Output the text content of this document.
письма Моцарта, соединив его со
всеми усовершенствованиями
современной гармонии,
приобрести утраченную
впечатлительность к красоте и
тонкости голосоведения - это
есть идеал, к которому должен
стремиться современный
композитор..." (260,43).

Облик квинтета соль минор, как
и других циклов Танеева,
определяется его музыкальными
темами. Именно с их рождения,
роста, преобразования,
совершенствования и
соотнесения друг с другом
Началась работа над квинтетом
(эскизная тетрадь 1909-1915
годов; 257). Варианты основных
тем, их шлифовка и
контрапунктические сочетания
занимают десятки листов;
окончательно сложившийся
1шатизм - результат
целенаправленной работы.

· · · · · · ·

* **What is required**:
Make a verbatim copy of every entry shown above.

* **Solution for this task**:
Output the text content of this document.
письма Моцарта, соединив его со
всеми усовершенствованиями
современной гармонии,
приобрести утраченную
впечатлительность к красоте и
тонкости голосоведения - это
есть идеал, к которому должен
стремиться современный
композитор..." (260,43).

Облик квинтета соль минор, как
и других циклов Танеева,
определяется его музыкальными
темами. Именно с их рождения,
роста, преобразования,
совершенствования и
соотнесения друг с другом
Началась работа над квинтетом
(эскизная тетрадь 1909-1915
годов; 257). Варианты основных
тем, их шлифовка и
контрапунктические сочетания
занимают десятки листов;
окончательно сложившийся
1шатизм - результат
целенаправленной работы.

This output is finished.